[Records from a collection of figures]
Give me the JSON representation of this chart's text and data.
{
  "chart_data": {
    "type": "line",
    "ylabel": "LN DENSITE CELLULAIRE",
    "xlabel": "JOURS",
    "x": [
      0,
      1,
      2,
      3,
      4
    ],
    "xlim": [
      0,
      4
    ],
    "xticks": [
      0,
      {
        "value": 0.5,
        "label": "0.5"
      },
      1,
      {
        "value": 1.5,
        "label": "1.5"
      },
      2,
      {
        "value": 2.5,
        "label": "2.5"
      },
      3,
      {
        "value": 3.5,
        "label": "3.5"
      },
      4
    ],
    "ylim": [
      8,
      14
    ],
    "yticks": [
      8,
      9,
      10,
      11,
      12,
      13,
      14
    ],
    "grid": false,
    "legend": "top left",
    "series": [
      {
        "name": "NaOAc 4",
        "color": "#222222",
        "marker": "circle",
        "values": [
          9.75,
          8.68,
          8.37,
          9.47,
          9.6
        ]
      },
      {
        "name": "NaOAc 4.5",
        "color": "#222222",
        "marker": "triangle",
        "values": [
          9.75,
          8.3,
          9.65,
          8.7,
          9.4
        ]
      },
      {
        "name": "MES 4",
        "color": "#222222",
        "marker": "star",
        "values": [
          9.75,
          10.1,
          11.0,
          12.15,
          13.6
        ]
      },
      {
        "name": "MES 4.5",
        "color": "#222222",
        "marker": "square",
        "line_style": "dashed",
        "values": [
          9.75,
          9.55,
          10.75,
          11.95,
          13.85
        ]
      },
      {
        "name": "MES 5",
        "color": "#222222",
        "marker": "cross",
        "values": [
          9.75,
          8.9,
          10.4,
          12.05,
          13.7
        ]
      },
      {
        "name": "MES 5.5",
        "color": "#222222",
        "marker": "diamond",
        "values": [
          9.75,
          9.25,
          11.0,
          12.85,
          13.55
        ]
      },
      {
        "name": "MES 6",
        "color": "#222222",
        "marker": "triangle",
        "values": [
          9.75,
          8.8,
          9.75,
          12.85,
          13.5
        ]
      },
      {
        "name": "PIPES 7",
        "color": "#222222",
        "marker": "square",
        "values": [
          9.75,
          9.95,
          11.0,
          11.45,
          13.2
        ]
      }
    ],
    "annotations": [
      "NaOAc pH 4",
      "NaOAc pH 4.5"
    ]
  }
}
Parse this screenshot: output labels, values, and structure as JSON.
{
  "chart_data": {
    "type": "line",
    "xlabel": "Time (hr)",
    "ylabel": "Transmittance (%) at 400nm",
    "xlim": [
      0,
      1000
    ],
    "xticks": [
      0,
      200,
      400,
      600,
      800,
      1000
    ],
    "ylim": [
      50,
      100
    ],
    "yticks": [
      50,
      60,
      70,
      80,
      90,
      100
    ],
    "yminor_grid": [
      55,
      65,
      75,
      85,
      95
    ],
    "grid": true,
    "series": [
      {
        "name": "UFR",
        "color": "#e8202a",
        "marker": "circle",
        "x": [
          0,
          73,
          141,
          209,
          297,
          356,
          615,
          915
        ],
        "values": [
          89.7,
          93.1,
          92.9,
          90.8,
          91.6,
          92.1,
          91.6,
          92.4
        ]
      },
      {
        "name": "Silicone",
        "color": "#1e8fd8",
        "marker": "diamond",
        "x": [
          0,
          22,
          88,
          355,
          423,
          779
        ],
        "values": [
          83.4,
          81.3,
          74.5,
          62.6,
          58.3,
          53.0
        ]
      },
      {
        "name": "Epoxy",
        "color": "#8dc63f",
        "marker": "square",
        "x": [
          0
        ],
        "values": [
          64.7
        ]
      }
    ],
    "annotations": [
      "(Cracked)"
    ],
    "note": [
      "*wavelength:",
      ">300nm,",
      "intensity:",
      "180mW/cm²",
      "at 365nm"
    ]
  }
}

> **STATED EXERCISE**
Each line of the listing should be echoed back exactly.

> **FULL OUTPUT**
Give me the JSON representation of this chart's text and data.
{
  "chart_data": {
    "type": "line",
    "ylabel": "LN DENSITE CELLULAIRE",
    "xlabel": "JOURS",
    "x": [
      0,
      1,
      2,
      3,
      4
    ],
    "xlim": [
      0,
      4
    ],
    "xticks": [
      0,
      {
        "value": 0.5,
        "label": "0.5"
      },
      1,
      {
        "value": 1.5,
        "label": "1.5"
      },
      2,
      {
        "value": 2.5,
        "label": "2.5"
      },
      3,
      {
        "value": 3.5,
        "label": "3.5"
      },
      4
    ],
    "ylim": [
      8,
      14
    ],
    "yticks": [
      8,
      9,
      10,
      11,
      12,
      13,
      14
    ],
    "grid": false,
    "legend": "top left",
    "series": [
      {
        "name": "NaOAc 4",
        "color": "#222222",
        "marker": "circle",
        "values": [
          9.75,
          8.68,
          8.37,
          9.47,
          9.6
        ]
      },
      {
        "name": "NaOAc 4.5",
        "color": "#222222",
        "marker": "triangle",
        "values": [
          9.75,
          8.3,
          9.65,
          8.7,
          9.4
        ]
      },
      {
        "name": "MES 4",
        "color": "#222222",
        "marker": "star",
        "values": [
          9.75,
          10.1,
          11.0,
          12.15,
          13.6
        ]
      },
      {
        "name": "MES 4.5",
        "color": "#222222",
        "marker": "square",
        "line_style": "dashed",
        "values": [
          9.75,
          9.55,
          10.75,
          11.95,
          13.85
        ]
      },
      {
        "name": "MES 5",
        "color": "#222222",
        "marker": "cross",
        "values": [
          9.75,
          8.9,
          10.4,
          12.05,
          13.7
        ]
      },
      {
        "name": "MES 5.5",
        "color": "#222222",
        "marker": "diamond",
        "values": [
          9.75,
          9.25,
          11.0,
          12.85,
          13.55
        ]
      },
      {
        "name": "MES 6",
        "color": "#222222",
        "marker": "triangle",
        "values": [
          9.75,
          8.8,
          9.75,
          12.85,
          13.5
        ]
      },
      {
        "name": "PIPES 7",
        "color": "#222222",
        "marker": "square",
        "values": [
          9.75,
          9.95,
          11.0,
          11.45,
          13.2
        ]
      }
    ],
    "annotations": [
      "NaOAc pH 4",
      "NaOAc pH 4.5"
    ]
  }
}
Parse this screenshot: output labels, values, and structure as JSON.
{
  "chart_data": {
    "type": "line",
    "xlabel": "Time (hr)",
    "ylabel": "Transmittance (%) at 400nm",
    "xlim": [
      0,
      1000
    ],
    "xticks": [
      0,
      200,
      400,
      600,
      800,
      1000
    ],
    "ylim": [
      50,
      100
    ],
    "yticks": [
      50,
      60,
      70,
      80,
      90,
      100
    ],
    "yminor_grid": [
      55,
      65,
      75,
      85,
      95
    ],
    "grid": true,
    "series": [
      {
        "name": "UFR",
        "color": "#e8202a",
        "marker": "circle",
        "x": [
          0,
          73,
          141,
          209,
          297,
          356,
          615,
          915
        ],
        "values": [
          89.7,
          93.1,
          92.9,
          90.8,
          91.6,
          92.1,
          91.6,
          92.4
        ]
      },
      {
        "name": "Silicone",
        "color": "#1e8fd8",
        "marker": "diamond",
        "x": [
          0,
          22,
          88,
          355,
          423,
          779
        ],
        "values": [
          83.4,
          81.3,
          74.5,
          62.6,
          58.3,
          53.0
        ]
      },
      {
        "name": "Epoxy",
        "color": "#8dc63f",
        "marker": "square",
        "x": [
          0
        ],
        "values": [
          64.7
        ]
      }
    ],
    "annotations": [
      "(Cracked)"
    ],
    "note": [
      "*wavelength:",
      ">300nm,",
      "intensity:",
      "180mW/cm²",
      "at 365nm"
    ]
  }
}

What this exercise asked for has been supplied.